Records excerpted from a collection:
....................

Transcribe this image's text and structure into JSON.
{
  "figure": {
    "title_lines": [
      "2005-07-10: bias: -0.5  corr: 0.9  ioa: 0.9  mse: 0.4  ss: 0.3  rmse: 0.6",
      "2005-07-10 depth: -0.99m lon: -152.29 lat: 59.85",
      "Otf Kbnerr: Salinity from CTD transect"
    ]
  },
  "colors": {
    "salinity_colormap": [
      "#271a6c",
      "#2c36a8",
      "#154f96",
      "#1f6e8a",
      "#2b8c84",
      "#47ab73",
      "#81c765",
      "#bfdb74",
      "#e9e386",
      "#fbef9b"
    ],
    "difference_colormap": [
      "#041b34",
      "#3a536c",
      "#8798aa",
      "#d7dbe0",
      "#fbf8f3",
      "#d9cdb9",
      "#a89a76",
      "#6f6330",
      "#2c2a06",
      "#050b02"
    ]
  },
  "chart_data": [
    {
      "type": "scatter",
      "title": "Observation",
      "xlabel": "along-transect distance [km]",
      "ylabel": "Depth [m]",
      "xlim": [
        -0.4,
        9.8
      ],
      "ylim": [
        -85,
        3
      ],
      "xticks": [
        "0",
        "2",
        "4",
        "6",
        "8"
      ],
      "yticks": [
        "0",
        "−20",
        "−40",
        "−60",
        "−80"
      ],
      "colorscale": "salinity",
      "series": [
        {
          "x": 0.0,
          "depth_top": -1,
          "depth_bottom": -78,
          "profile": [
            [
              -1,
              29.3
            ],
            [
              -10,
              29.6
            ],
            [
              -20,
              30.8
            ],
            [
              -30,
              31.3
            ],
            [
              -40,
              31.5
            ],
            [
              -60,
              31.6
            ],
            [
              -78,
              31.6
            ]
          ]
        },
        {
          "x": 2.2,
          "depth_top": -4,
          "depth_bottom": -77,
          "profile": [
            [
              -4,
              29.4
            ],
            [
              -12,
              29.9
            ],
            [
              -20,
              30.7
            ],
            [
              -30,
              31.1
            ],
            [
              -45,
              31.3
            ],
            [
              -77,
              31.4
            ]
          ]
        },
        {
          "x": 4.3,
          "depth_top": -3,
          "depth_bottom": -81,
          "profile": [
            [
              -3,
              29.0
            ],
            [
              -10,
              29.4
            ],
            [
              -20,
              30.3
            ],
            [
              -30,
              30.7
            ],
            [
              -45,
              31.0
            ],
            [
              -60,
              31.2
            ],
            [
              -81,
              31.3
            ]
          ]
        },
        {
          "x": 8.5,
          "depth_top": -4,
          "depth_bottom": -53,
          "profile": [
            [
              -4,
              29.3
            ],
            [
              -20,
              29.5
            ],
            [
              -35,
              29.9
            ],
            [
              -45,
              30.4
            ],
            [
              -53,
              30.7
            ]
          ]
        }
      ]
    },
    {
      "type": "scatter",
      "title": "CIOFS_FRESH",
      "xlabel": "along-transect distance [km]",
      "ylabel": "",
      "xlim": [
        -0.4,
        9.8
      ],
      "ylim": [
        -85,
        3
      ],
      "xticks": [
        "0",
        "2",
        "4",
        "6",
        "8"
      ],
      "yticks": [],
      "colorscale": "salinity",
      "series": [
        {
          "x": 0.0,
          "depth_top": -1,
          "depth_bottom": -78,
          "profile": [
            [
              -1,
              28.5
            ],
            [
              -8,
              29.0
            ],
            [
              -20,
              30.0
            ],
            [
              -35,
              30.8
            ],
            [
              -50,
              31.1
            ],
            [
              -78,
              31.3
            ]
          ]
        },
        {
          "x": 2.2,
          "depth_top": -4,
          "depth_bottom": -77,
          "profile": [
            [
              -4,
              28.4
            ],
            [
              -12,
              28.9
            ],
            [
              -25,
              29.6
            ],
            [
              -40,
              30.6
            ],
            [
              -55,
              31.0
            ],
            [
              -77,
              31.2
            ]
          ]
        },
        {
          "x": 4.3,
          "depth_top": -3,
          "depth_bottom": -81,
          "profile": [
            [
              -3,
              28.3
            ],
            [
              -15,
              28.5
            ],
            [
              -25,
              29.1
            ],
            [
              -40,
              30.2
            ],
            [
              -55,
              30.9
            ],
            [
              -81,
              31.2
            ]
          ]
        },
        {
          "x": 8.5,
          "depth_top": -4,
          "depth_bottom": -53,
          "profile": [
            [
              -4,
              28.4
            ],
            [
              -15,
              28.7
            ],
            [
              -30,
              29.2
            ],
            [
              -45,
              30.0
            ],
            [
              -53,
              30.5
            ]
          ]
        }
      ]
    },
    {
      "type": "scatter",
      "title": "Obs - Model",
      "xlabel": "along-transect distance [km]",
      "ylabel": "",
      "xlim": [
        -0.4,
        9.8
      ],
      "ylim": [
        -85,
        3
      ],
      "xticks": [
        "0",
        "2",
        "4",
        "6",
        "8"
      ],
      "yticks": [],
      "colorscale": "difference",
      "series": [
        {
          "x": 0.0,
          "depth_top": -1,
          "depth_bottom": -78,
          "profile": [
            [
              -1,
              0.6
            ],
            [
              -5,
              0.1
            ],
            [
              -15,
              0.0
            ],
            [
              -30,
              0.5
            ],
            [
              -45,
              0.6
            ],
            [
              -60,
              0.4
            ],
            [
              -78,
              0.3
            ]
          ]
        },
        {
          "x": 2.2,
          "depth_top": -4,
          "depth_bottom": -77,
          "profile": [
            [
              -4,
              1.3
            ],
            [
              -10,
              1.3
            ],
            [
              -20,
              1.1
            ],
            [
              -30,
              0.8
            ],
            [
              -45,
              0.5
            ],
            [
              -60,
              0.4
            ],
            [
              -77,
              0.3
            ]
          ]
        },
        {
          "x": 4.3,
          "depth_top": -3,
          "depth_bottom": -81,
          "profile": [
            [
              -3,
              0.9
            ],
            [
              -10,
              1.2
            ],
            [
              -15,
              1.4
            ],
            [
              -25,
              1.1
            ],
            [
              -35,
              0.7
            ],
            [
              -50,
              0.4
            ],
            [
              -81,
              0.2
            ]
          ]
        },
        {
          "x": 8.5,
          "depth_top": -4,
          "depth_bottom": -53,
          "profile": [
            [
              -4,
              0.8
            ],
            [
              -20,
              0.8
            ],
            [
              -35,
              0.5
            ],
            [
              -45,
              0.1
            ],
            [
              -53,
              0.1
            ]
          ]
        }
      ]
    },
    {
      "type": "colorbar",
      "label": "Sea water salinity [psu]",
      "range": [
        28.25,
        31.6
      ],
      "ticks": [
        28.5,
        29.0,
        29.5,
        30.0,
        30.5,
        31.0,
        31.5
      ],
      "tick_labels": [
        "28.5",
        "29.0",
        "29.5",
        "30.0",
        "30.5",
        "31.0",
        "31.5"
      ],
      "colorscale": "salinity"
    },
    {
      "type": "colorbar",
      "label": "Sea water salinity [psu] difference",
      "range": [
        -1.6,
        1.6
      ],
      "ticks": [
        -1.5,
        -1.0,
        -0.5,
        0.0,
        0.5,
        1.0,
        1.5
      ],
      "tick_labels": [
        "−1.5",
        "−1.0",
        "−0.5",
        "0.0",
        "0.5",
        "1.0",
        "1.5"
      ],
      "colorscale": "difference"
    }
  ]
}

....................

GIVEN TASK: Return all of the entries word for word.

OUTPUT OF THE TASK:
Transcribe this image's text and structure into JSON.
{
  "figure": {
    "title_lines": [
      "2005-07-10: bias: -0.5  corr: 0.9  ioa: 0.9  mse: 0.4  ss: 0.3  rmse: 0.6",
      "2005-07-10 depth: -0.99m lon: -152.29 lat: 59.85",
      "Otf Kbnerr: Salinity from CTD transect"
    ]
  },
  "colors": {
    "salinity_colormap": [
      "#271a6c",
      "#2c36a8",
      "#154f96",
      "#1f6e8a",
      "#2b8c84",
      "#47ab73",
      "#81c765",
      "#bfdb74",
      "#e9e386",
      "#fbef9b"
    ],
    "difference_colormap": [
      "#041b34",
      "#3a536c",
      "#8798aa",
      "#d7dbe0",
      "#fbf8f3",
      "#d9cdb9",
      "#a89a76",
      "#6f6330",
      "#2c2a06",
      "#050b02"
    ]
  },
  "chart_data": [
    {
      "type": "scatter",
      "title": "Observation",
      "xlabel": "along-transect distance [km]",
      "ylabel": "Depth [m]",
      "xlim": [
        -0.4,
        9.8
      ],
      "ylim": [
        -85,
        3
      ],
      "xticks": [
        "0",
        "2",
        "4",
        "6",
        "8"
      ],
      "yticks": [
        "0",
        "−20",
        "−40",
        "−60",
        "−80"
      ],
      "colorscale": "salinity",
      "series": [
        {
          "x": 0.0,
          "depth_top": -1,
          "depth_bottom": -78,
          "profile": [
            [
              -1,
              29.3
            ],
            [
              -10,
              29.6
            ],
            [
              -20,
              30.8
            ],
            [
              -30,
              31.3
            ],
            [
              -40,
              31.5
            ],
            [
              -60,
              31.6
            ],
            [
              -78,
              31.6
            ]
          ]
        },
        {
          "x": 2.2,
          "depth_top": -4,
          "depth_bottom": -77,
          "profile": [
            [
              -4,
              29.4
            ],
            [
              -12,
              29.9
            ],
            [
              -20,
              30.7
            ],
            [
              -30,
              31.1
            ],
            [
              -45,
              31.3
            ],
            [
              -77,
              31.4
            ]
          ]
        },
        {
          "x": 4.3,
          "depth_top": -3,
          "depth_bottom": -81,
          "profile": [
            [
              -3,
              29.0
            ],
            [
              -10,
              29.4
            ],
            [
              -20,
              30.3
            ],
            [
              -30,
              30.7
            ],
            [
              -45,
              31.0
            ],
            [
              -60,
              31.2
            ],
            [
              -81,
              31.3
            ]
          ]
        },
        {
          "x": 8.5,
          "depth_top": -4,
          "depth_bottom": -53,
          "profile": [
            [
              -4,
              29.3
            ],
            [
              -20,
              29.5
            ],
            [
              -35,
              29.9
            ],
            [
              -45,
              30.4
            ],
            [
              -53,
              30.7
            ]
          ]
        }
      ]
    },
    {
      "type": "scatter",
      "title": "CIOFS_FRESH",
      "xlabel": "along-transect distance [km]",
      "ylabel": "",
      "xlim": [
        -0.4,
        9.8
      ],
      "ylim": [
        -85,
        3
      ],
      "xticks": [
        "0",
        "2",
        "4",
        "6",
        "8"
      ],
      "yticks": [],
      "colorscale": "salinity",
      "series": [
        {
          "x": 0.0,
          "depth_top": -1,
          "depth_bottom": -78,
          "profile": [
            [
              -1,
              28.5
            ],
            [
              -8,
              29.0
            ],
            [
              -20,
              30.0
            ],
            [
              -35,
              30.8
            ],
            [
              -50,
              31.1
            ],
            [
              -78,
              31.3
            ]
          ]
        },
        {
          "x": 2.2,
          "depth_top": -4,
          "depth_bottom": -77,
          "profile": [
            [
              -4,
              28.4
            ],
            [
              -12,
              28.9
            ],
            [
              -25,
              29.6
            ],
            [
              -40,
              30.6
            ],
            [
              -55,
              31.0
            ],
            [
              -77,
              31.2
            ]
          ]
        },
        {
          "x": 4.3,
          "depth_top": -3,
          "depth_bottom": -81,
          "profile": [
            [
              -3,
              28.3
            ],
            [
              -15,
              28.5
            ],
            [
              -25,
              29.1
            ],
            [
              -40,
              30.2
            ],
            [
              -55,
              30.9
            ],
            [
              -81,
              31.2
            ]
          ]
        },
        {
          "x": 8.5,
          "depth_top": -4,
          "depth_bottom": -53,
          "profile": [
            [
              -4,
              28.4
            ],
            [
              -15,
              28.7
            ],
            [
              -30,
              29.2
            ],
            [
              -45,
              30.0
            ],
            [
              -53,
              30.5
            ]
          ]
        }
      ]
    },
    {
      "type": "scatter",
      "title": "Obs - Model",
      "xlabel": "along-transect distance [km]",
      "ylabel": "",
      "xlim": [
        -0.4,
        9.8
      ],
      "ylim": [
        -85,
        3
      ],
      "xticks": [
        "0",
        "2",
        "4",
        "6",
        "8"
      ],
      "yticks": [],
      "colorscale": "difference",
      "series": [
        {
          "x": 0.0,
          "depth_top": -1,
          "depth_bottom": -78,
          "profile": [
            [
              -1,
              0.6
            ],
            [
              -5,
              0.1
            ],
            [
              -15,
              0.0
            ],
            [
              -30,
              0.5
            ],
            [
              -45,
              0.6
            ],
            [
              -60,
              0.4
            ],
            [
              -78,
              0.3
            ]
          ]
        },
        {
          "x": 2.2,
          "depth_top": -4,
          "depth_bottom": -77,
          "profile": [
            [
              -4,
              1.3
            ],
            [
              -10,
              1.3
            ],
            [
              -20,
              1.1
            ],
            [
              -30,
              0.8
            ],
            [
              -45,
              0.5
            ],
            [
              -60,
              0.4
            ],
            [
              -77,
              0.3
            ]
          ]
        },
        {
          "x": 4.3,
          "depth_top": -3,
          "depth_bottom": -81,
          "profile": [
            [
              -3,
              0.9
            ],
            [
              -10,
              1.2
            ],
            [
              -15,
              1.4
            ],
            [
              -25,
              1.1
            ],
            [
              -35,
              0.7
            ],
            [
              -50,
              0.4
            ],
            [
              -81,
              0.2
            ]
          ]
        },
        {
          "x": 8.5,
          "depth_top": -4,
          "depth_bottom": -53,
          "profile": [
            [
              -4,
              0.8
            ],
            [
              -20,
              0.8
            ],
            [
              -35,
              0.5
            ],
            [
              -45,
              0.1
            ],
            [
              -53,
              0.1
            ]
          ]
        }
      ]
    },
    {
      "type": "colorbar",
      "label": "Sea water salinity [psu]",
      "range": [
        28.25,
        31.6
      ],
      "ticks": [
        28.5,
        29.0,
        29.5,
        30.0,
        30.5,
        31.0,
        31.5
      ],
      "tick_labels": [
        "28.5",
        "29.0",
        "29.5",
        "30.0",
        "30.5",
        "31.0",
        "31.5"
      ],
      "colorscale": "salinity"
    },
    {
      "type": "colorbar",
      "label": "Sea water salinity [psu] difference",
      "range": [
        -1.6,
        1.6
      ],
      "ticks": [
        -1.5,
        -1.0,
        -0.5,
        0.0,
        0.5,
        1.0,
        1.5
      ],
      "tick_labels": [
        "−1.5",
        "−1.0",
        "−0.5",
        "0.0",
        "0.5",
        "1.0",
        "1.5"
      ],
      "colorscale": "difference"
    }
  ]
}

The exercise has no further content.